▸ **WHAT TO WORK ON**: Below are records. Copy every line with "content" in it.

▸ **RECORDED DATA**:
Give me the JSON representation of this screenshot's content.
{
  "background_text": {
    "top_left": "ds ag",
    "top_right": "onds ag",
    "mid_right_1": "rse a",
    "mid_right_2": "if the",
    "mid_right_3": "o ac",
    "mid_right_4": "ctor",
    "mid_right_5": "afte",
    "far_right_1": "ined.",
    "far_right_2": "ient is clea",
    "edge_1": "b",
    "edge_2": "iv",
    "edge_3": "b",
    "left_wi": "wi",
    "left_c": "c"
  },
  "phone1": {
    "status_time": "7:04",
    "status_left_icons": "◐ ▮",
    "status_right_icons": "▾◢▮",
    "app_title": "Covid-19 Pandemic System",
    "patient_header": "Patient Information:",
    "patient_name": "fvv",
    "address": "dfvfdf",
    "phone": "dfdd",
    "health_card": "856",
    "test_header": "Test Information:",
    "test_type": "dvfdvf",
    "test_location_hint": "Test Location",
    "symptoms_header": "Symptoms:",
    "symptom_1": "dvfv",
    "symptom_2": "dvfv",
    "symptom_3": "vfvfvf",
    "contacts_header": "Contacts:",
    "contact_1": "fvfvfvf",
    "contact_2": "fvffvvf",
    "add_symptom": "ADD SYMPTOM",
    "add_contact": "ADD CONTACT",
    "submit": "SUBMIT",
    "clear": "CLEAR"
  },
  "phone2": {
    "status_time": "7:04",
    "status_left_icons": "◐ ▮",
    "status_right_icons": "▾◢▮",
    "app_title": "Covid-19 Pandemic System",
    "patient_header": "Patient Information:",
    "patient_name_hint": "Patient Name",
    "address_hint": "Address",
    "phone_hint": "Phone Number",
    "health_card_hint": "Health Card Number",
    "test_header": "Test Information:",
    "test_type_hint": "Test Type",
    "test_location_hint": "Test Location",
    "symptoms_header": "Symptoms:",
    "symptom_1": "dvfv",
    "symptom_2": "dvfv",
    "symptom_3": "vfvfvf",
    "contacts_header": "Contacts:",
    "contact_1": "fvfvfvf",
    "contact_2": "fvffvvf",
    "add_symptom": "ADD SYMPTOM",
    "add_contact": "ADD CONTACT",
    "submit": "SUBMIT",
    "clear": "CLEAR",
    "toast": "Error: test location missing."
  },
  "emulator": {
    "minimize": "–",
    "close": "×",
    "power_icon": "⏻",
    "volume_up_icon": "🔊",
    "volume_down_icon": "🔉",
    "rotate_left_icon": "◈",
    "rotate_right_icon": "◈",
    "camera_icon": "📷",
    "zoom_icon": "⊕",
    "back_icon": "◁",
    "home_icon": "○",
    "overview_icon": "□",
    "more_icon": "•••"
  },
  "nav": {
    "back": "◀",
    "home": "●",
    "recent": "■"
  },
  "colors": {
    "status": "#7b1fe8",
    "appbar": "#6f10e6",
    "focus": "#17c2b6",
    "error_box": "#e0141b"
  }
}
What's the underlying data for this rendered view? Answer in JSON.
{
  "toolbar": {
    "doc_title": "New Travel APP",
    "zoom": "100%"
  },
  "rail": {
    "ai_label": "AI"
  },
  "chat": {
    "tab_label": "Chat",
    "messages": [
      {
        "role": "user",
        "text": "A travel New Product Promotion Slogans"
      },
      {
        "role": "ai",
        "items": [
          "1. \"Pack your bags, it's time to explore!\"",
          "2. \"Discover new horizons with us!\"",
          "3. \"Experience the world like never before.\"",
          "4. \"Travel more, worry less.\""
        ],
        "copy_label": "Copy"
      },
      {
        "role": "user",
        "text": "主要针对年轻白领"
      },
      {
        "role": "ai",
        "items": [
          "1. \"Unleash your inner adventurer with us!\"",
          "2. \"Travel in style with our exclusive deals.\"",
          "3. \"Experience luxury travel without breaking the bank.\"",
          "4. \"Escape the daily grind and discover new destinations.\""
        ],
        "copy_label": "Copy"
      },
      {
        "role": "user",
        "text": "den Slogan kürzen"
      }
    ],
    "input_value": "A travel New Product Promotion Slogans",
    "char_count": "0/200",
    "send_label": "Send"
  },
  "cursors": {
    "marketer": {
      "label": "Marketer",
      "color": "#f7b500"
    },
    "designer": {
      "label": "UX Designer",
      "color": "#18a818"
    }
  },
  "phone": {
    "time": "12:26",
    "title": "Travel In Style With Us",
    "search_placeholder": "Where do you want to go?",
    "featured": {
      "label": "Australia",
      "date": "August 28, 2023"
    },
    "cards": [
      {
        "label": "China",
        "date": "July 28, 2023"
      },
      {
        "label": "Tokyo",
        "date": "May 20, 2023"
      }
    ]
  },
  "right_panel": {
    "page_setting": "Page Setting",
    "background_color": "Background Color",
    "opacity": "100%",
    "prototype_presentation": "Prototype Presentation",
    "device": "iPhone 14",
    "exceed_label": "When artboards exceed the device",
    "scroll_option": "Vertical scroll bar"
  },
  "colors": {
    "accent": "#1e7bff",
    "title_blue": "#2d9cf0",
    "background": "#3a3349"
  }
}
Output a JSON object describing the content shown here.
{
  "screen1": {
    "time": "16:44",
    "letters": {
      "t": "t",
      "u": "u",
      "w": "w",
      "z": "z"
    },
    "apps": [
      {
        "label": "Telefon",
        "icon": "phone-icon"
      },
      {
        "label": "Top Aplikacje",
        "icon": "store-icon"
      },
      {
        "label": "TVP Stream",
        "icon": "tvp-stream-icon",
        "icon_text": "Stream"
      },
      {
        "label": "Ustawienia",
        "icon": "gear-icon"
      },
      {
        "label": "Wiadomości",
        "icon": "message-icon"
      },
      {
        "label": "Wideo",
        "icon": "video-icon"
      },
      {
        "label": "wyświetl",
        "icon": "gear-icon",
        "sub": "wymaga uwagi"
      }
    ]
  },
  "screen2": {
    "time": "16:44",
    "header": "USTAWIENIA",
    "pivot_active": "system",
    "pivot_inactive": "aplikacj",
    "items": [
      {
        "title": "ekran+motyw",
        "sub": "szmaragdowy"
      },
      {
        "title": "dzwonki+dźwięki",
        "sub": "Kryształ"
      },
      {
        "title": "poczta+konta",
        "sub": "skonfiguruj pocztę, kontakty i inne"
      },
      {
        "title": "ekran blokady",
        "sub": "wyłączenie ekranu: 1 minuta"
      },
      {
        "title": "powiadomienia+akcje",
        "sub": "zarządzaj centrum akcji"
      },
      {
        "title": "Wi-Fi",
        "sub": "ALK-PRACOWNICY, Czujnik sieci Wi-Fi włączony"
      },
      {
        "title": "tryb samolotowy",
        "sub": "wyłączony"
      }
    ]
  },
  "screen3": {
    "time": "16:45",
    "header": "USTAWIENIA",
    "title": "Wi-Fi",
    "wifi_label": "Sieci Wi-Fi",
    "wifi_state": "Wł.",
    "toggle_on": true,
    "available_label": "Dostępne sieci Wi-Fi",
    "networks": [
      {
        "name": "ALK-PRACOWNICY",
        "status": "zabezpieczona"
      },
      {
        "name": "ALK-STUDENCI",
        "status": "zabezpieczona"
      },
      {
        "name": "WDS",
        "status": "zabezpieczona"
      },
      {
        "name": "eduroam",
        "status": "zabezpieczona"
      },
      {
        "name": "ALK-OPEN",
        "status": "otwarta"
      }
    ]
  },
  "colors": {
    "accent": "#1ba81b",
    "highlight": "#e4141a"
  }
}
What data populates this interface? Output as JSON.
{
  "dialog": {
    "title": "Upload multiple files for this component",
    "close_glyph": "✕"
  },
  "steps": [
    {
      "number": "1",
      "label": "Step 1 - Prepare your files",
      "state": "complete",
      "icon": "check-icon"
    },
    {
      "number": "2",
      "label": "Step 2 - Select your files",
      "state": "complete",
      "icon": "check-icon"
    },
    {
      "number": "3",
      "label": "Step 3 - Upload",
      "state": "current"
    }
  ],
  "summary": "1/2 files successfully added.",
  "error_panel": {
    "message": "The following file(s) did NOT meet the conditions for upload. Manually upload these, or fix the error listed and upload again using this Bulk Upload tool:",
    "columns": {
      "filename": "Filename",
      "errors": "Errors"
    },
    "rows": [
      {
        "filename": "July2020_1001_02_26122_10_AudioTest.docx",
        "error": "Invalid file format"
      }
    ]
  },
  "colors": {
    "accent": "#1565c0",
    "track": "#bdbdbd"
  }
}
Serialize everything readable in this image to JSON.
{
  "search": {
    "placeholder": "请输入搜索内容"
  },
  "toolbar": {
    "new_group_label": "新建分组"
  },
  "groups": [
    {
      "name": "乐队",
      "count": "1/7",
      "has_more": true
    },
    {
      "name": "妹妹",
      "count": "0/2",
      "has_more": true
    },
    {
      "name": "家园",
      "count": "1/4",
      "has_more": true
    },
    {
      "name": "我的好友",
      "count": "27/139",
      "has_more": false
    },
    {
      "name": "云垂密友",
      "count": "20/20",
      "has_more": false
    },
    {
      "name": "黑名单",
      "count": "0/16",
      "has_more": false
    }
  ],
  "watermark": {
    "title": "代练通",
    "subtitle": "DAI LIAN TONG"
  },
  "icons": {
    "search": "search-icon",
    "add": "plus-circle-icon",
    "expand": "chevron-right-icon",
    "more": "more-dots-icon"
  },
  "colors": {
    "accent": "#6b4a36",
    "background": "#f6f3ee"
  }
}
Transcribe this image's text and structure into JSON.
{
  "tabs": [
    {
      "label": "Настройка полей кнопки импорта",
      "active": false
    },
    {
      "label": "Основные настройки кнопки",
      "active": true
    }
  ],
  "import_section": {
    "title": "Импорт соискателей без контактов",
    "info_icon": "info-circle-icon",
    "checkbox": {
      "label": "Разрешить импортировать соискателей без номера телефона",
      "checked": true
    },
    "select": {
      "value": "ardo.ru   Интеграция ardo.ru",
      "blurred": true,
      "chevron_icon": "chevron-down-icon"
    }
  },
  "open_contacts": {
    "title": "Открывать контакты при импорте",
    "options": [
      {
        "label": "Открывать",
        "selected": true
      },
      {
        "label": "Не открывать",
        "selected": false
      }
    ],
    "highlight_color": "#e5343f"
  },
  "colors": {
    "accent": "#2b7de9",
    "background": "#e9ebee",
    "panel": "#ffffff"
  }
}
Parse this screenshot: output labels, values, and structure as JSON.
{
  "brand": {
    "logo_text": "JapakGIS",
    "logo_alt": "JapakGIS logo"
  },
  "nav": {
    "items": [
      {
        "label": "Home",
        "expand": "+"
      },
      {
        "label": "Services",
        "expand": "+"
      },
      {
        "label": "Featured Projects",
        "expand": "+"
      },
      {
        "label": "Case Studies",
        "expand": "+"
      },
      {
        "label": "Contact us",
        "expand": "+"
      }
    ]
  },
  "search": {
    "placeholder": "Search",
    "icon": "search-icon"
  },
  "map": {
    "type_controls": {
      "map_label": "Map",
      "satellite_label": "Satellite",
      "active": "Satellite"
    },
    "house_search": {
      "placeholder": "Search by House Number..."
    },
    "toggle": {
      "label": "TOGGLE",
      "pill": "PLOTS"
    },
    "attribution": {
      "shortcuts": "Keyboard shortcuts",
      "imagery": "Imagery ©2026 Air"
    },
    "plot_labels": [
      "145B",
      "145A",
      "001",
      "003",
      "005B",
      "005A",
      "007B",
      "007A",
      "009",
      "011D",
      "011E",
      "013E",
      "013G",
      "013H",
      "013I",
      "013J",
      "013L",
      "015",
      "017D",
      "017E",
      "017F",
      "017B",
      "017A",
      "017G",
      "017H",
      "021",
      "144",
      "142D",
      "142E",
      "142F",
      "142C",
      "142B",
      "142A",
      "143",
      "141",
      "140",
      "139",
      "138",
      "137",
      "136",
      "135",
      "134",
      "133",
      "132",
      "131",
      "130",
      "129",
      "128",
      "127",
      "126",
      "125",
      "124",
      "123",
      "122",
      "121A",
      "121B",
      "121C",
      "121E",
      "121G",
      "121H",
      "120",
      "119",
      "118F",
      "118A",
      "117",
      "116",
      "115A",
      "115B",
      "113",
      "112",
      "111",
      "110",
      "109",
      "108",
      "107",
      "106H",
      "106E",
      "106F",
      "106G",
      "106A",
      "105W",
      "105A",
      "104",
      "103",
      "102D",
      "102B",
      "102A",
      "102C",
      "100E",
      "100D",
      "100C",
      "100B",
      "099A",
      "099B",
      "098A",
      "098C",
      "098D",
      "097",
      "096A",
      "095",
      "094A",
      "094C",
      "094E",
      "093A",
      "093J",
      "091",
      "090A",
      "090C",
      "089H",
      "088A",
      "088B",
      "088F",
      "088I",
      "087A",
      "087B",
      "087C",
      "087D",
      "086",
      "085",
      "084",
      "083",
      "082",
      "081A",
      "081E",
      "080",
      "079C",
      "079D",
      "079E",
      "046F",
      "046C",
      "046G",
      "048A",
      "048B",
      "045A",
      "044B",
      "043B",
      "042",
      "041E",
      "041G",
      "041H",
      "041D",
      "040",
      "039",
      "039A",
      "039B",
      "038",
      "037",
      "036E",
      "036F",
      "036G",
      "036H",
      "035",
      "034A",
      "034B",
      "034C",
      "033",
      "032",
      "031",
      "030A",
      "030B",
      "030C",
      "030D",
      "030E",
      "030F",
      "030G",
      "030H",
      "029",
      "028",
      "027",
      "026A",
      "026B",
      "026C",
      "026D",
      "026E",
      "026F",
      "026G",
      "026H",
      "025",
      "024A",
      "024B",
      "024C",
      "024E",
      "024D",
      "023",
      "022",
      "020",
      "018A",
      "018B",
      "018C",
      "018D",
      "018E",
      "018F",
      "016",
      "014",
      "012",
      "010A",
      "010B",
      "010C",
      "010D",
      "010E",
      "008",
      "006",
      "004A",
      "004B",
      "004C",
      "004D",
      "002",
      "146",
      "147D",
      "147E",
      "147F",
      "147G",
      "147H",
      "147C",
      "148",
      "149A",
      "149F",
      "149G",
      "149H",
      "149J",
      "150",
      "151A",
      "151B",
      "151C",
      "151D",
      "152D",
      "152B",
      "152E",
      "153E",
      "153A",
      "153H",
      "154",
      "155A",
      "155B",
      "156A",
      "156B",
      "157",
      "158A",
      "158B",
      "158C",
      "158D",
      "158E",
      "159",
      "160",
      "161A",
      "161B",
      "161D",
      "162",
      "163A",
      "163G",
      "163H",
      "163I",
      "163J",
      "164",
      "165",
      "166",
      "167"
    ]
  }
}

▸ **EXERCISE RESULT**:
Give me the JSON representation of this screenshot's content.
Output a JSON object describing the content shown here.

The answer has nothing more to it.